» **SET PROBLEM**
Recast every line of the records below as a Markdown table with two columns, Number and Record line, numbering the rows in order and leaving out any blank lines.

____

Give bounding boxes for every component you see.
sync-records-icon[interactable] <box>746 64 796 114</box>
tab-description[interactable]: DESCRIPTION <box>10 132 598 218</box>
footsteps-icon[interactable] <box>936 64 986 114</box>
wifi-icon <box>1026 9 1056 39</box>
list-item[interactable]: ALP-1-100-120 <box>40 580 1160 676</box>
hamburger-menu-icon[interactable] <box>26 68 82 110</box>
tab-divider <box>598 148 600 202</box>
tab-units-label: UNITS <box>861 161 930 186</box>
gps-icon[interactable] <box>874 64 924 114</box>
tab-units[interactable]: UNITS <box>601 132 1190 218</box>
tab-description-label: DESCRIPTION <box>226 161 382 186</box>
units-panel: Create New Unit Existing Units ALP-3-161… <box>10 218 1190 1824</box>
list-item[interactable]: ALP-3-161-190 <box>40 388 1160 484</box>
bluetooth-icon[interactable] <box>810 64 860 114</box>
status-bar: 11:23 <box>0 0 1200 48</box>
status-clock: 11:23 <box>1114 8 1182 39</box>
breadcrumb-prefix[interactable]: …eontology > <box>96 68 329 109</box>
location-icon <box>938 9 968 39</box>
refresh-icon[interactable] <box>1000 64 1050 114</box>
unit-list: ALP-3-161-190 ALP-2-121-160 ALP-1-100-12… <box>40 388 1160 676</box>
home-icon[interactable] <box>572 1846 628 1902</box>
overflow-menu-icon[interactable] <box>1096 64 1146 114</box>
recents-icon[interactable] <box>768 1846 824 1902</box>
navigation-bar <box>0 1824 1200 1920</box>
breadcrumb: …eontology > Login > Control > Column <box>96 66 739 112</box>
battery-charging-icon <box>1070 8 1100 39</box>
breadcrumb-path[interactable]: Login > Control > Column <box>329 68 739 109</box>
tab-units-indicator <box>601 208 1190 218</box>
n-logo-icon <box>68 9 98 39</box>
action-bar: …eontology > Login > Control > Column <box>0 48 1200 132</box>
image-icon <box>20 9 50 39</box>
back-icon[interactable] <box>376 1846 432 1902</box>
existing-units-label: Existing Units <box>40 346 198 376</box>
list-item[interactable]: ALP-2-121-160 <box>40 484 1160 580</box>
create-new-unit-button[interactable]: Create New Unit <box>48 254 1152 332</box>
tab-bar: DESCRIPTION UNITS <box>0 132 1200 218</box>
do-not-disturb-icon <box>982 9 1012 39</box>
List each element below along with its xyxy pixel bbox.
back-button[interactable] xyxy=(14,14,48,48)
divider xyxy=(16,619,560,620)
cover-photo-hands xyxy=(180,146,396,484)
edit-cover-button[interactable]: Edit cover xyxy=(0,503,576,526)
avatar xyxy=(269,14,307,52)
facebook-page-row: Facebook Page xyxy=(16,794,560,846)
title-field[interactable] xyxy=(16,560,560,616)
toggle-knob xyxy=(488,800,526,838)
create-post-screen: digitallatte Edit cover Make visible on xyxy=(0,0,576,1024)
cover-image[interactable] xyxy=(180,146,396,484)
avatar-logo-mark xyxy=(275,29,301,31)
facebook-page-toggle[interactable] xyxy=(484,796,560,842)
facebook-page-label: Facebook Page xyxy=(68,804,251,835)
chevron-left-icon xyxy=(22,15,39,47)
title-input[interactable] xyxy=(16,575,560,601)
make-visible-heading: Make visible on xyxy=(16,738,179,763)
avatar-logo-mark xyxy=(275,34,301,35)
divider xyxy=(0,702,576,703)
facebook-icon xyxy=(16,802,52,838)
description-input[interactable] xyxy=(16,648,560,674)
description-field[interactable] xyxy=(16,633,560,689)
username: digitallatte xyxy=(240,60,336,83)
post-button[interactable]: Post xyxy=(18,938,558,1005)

____

» **CORRECT RESULT**
| Number | Record line |
|---|---|
| 1 | Give bounding boxes for every component you see. |
| 2 | sync-records-icon[interactable] <box>746 64 796 114</box> |
| 3 | tab-description[interactable]: DESCRIPTION <box>10 132 598 218</box> |
| 4 | footsteps-icon[interactable] <box>936 64 986 114</box> |
| 5 | wifi-icon <box>1026 9 1056 39</box> |
| 6 | list-item[interactable]: ALP-1-100-120 <box>40 580 1160 676</box> |
| 7 | hamburger-menu-icon[interactable] <box>26 68 82 110</box> |
| 8 | tab-divider <box>598 148 600 202</box> |
| 9 | tab-units-label: UNITS <box>861 161 930 186</box> |
| 10 | gps-icon[interactable] <box>874 64 924 114</box> |
| 11 | tab-units[interactable]: UNITS <box>601 132 1190 218</box> |
| 12 | tab-description-label: DESCRIPTION <box>226 161 382 186</box> |
| 13 | units-panel: Create New Unit Existing Units ALP-3-161… <box>10 218 1190 1824</box> |
| 14 | list-item[interactable]: ALP-3-161-190 <box>40 388 1160 484</box> |
| 15 | bluetooth-icon[interactable] <box>810 64 860 114</box> |
| 16 | status-bar: 11:23 <box>0 0 1200 48</box> |
| 17 | status-clock: 11:23 <box>1114 8 1182 39</box> |
| 18 | breadcrumb-prefix[interactable]: …eontology > <box>96 68 329 109</box> |
| 19 | location-icon <box>938 9 968 39</box> |
| 20 | refresh-icon[interactable] <box>1000 64 1050 114</box> |
| 21 | unit-list: ALP-3-161-190 ALP-2-121-160 ALP-1-100-12… <box>40 388 1160 676</box> |
| 22 | home-icon[interactable] <box>572 1846 628 1902</box> |
| 23 | overflow-menu-icon[interactable] <box>1096 64 1146 114</box> |
| 24 | recents-icon[interactable] <box>768 1846 824 1902</box> |
| 25 | navigation-bar <box>0 1824 1200 1920</box> |
| 26 | breadcrumb: …eontology > Login > Control > Column <box>96 66 739 112</box> |
| 27 | battery-charging-icon <box>1070 8 1100 39</box> |
| 28 | breadcrumb-path[interactable]: Login > Control > Column <box>329 68 739 109</box> |
| 29 | tab-units-indicator <box>601 208 1190 218</box> |
| 30 | n-logo-icon <box>68 9 98 39</box> |
| 31 | action-bar: …eontology > Login > Control > Column <box>0 48 1200 132</box> |
| 32 | image-icon <box>20 9 50 39</box> |
| 33 | back-icon[interactable] <box>376 1846 432 1902</box> |
| 34 | existing-units-label: Existing Units <box>40 346 198 376</box> |
| 35 | list-item[interactable]: ALP-2-121-160 <box>40 484 1160 580</box> |
| 36 | create-new-unit-button[interactable]: Create New Unit <box>48 254 1152 332</box> |
| 37 | tab-bar: DESCRIPTION UNITS <box>0 132 1200 218</box> |
| 38 | do-not-disturb-icon <box>982 9 1012 39</box> |
| 39 | List each element below along with its xyxy pixel bbox. |
| 40 | back-button[interactable] xyxy=(14,14,48,48) |
| 41 | divider xyxy=(16,619,560,620) |
| 42 | cover-photo-hands xyxy=(180,146,396,484) |
| 43 | edit-cover-button[interactable]: Edit cover xyxy=(0,503,576,526) |
| 44 | avatar xyxy=(269,14,307,52) |
| 45 | facebook-page-row: Facebook Page xyxy=(16,794,560,846) |
| 46 | title-field[interactable] xyxy=(16,560,560,616) |
| 47 | toggle-knob xyxy=(488,800,526,838) |
| 48 | create-post-screen: digitallatte Edit cover Make visible on xyxy=(0,0,576,1024) |
| 49 | cover-image[interactable] xyxy=(180,146,396,484) |
| 50 | avatar-logo-mark xyxy=(275,29,301,31) |
| 51 | facebook-page-toggle[interactable] xyxy=(484,796,560,842) |
| 52 | facebook-page-label: Facebook Page xyxy=(68,804,251,835) |
| 53 | chevron-left-icon xyxy=(22,15,39,47) |
| 54 | title-input[interactable] xyxy=(16,575,560,601) |
| 55 | make-visible-heading: Make visible on xyxy=(16,738,179,763) |
| 56 | avatar-logo-mark xyxy=(275,34,301,35) |
| 57 | divider xyxy=(0,702,576,703) |
| 58 | facebook-icon xyxy=(16,802,52,838) |
| 59 | description-input[interactable] xyxy=(16,648,560,674) |
| 60 | description-field[interactable] xyxy=(16,633,560,689) |
| 61 | username: digitallatte xyxy=(240,60,336,83) |
| 62 | post-button[interactable]: Post xyxy=(18,938,558,1005) |